## Start

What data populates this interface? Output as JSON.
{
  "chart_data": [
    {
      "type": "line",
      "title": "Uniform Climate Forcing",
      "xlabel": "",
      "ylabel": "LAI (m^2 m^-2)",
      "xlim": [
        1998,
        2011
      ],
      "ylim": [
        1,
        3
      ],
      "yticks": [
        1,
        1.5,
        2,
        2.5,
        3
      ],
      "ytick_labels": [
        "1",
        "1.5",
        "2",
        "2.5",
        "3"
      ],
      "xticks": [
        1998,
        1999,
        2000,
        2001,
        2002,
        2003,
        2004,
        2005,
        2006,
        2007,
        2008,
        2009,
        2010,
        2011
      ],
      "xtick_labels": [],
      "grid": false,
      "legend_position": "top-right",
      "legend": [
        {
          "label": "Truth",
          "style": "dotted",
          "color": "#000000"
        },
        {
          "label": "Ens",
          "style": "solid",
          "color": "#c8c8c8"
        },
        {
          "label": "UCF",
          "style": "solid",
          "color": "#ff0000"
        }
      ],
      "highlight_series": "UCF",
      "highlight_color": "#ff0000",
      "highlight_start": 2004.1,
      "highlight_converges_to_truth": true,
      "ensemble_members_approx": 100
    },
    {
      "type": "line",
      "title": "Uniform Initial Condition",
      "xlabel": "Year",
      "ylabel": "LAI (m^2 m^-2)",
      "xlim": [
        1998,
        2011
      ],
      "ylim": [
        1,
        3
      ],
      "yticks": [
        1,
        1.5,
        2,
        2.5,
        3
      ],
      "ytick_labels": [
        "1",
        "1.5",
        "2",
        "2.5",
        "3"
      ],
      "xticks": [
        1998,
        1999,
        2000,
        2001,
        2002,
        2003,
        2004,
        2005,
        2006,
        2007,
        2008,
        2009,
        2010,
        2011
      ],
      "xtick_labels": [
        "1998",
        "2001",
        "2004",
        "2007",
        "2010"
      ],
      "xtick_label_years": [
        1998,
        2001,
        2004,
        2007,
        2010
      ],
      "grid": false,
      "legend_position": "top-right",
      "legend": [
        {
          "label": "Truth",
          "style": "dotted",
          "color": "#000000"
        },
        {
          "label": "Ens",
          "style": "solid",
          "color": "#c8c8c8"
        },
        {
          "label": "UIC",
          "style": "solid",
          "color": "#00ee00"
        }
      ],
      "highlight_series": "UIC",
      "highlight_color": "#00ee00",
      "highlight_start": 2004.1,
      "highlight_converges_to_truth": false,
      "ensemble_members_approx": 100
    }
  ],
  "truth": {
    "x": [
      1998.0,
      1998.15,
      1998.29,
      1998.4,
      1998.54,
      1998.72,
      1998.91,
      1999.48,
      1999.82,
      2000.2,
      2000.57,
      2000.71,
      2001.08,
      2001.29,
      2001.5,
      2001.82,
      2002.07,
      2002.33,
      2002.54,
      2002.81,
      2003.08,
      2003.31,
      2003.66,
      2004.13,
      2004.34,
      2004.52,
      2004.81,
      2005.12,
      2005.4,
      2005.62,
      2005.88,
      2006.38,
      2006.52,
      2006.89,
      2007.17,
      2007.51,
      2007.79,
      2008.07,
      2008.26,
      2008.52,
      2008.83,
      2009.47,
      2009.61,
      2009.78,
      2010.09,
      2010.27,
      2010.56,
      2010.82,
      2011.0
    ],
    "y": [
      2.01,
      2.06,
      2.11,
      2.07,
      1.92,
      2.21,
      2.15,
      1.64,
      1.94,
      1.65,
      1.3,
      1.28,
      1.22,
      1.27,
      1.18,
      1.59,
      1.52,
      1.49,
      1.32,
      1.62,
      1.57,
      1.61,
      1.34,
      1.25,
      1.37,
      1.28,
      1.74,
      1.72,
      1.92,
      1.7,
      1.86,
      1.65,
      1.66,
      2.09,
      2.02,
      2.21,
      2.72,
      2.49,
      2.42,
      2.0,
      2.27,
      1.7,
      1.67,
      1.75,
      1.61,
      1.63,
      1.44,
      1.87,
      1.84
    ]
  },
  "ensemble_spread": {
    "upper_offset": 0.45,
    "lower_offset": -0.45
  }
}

## End

Instruction -
Repeat all the records. Match each line exactly.

Completed task -
What data populates this interface? Output as JSON.
{
  "chart_data": [
    {
      "type": "line",
      "title": "Uniform Climate Forcing",
      "xlabel": "",
      "ylabel": "LAI (m^2 m^-2)",
      "xlim": [
        1998,
        2011
      ],
      "ylim": [
        1,
        3
      ],
      "yticks": [
        1,
        1.5,
        2,
        2.5,
        3
      ],
      "ytick_labels": [
        "1",
        "1.5",
        "2",
        "2.5",
        "3"
      ],
      "xticks": [
        1998,
        1999,
        2000,
        2001,
        2002,
        2003,
        2004,
        2005,
        2006,
        2007,
        2008,
        2009,
        2010,
        2011
      ],
      "xtick_labels": [],
      "grid": false,
      "legend_position": "top-right",
      "legend": [
        {
          "label": "Truth",
          "style": "dotted",
          "color": "#000000"
        },
        {
          "label": "Ens",
          "style": "solid",
          "color": "#c8c8c8"
        },
        {
          "label": "UCF",
          "style": "solid",
          "color": "#ff0000"
        }
      ],
      "highlight_series": "UCF",
      "highlight_color": "#ff0000",
      "highlight_start": 2004.1,
      "highlight_converges_to_truth": true,
      "ensemble_members_approx": 100
    },
    {
      "type": "line",
      "title": "Uniform Initial Condition",
      "xlabel": "Year",
      "ylabel": "LAI (m^2 m^-2)",
      "xlim": [
        1998,
        2011
      ],
      "ylim": [
        1,
        3
      ],
      "yticks": [
        1,
        1.5,
        2,
        2.5,
        3
      ],
      "ytick_labels": [
        "1",
        "1.5",
        "2",
        "2.5",
        "3"
      ],
      "xticks": [
        1998,
        1999,
        2000,
        2001,
        2002,
        2003,
        2004,
        2005,
        2006,
        2007,
        2008,
        2009,
        2010,
        2011
      ],
      "xtick_labels": [
        "1998",
        "2001",
        "2004",
        "2007",
        "2010"
      ],
      "xtick_label_years": [
        1998,
        2001,
        2004,
        2007,
        2010
      ],
      "grid": false,
      "legend_position": "top-right",
      "legend": [
        {
          "label": "Truth",
          "style": "dotted",
          "color": "#000000"
        },
        {
          "label": "Ens",
          "style": "solid",
          "color": "#c8c8c8"
        },
        {
          "label": "UIC",
          "style": "solid",
          "color": "#00ee00"
        }
      ],
      "highlight_series": "UIC",
      "highlight_color": "#00ee00",
      "highlight_start": 2004.1,
      "highlight_converges_to_truth": false,
      "ensemble_members_approx": 100
    }
  ],
  "truth": {
    "x": [
      1998.0,
      1998.15,
      1998.29,
      1998.4,
      1998.54,
      1998.72,
      1998.91,
      1999.48,
      1999.82,
      2000.2,
      2000.57,
      2000.71,
      2001.08,
      2001.29,
      2001.5,
      2001.82,
      2002.07,
      2002.33,
      2002.54,
      2002.81,
      2003.08,
      2003.31,
      2003.66,
      2004.13,
      2004.34,
      2004.52,
      2004.81,
      2005.12,
      2005.4,
      2005.62,
      2005.88,
      2006.38,
      2006.52,
      2006.89,
      2007.17,
      2007.51,
      2007.79,
      2008.07,
      2008.26,
      2008.52,
      2008.83,
      2009.47,
      2009.61,
      2009.78,
      2010.09,
      2010.27,
      2010.56,
      2010.82,
      2011.0
    ],
    "y": [
      2.01,
      2.06,
      2.11,
      2.07,
      1.92,
      2.21,
      2.15,
      1.64,
      1.94,
      1.65,
      1.3,
      1.28,
      1.22,
      1.27,
      1.18,
      1.59,
      1.52,
      1.49,
      1.32,
      1.62,
      1.57,
      1.61,
      1.34,
      1.25,
      1.37,
      1.28,
      1.74,
      1.72,
      1.92,
      1.7,
      1.86,
      1.65,
      1.66,
      2.09,
      2.02,
      2.21,
      2.72,
      2.49,
      2.42,
      2.0,
      2.27,
      1.7,
      1.67,
      1.75,
      1.61,
      1.63,
      1.44,
      1.87,
      1.84
    ]
  },
  "ensemble_spread": {
    "upper_offset": 0.45,
    "lower_offset": -0.45
  }
}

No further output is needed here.